What needs to be done =>
Only lines holding the string "如图所示" are wanted; copy each one from the material.

Listed records =>

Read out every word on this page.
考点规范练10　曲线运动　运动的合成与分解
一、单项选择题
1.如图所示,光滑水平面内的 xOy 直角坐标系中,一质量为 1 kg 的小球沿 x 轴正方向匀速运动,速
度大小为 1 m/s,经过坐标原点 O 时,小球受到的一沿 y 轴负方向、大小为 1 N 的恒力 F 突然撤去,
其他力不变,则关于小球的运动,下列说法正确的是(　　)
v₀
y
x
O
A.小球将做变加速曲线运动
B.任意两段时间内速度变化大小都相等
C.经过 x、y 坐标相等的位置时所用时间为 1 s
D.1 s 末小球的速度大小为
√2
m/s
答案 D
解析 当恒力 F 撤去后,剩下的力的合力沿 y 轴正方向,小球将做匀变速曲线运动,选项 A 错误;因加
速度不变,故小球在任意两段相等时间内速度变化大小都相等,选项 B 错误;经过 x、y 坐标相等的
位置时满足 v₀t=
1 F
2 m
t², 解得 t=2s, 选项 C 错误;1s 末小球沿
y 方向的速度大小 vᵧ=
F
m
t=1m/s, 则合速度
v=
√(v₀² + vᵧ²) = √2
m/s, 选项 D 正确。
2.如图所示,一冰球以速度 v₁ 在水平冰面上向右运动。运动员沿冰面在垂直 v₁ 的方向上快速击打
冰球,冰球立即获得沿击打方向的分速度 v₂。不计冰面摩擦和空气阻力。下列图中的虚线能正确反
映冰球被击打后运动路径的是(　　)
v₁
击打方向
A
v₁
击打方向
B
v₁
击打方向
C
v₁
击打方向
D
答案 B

Result for this task =>
1.如图所示,光滑水平面内的 xOy 直角坐标系中,一质量为 1 kg 的小球沿 x 轴正方向匀速运动,速
2.如图所示,一冰球以速度 v₁ 在水平冰面上向右运动。运动员沿冰面在垂直 v₁ 的方向上快速击打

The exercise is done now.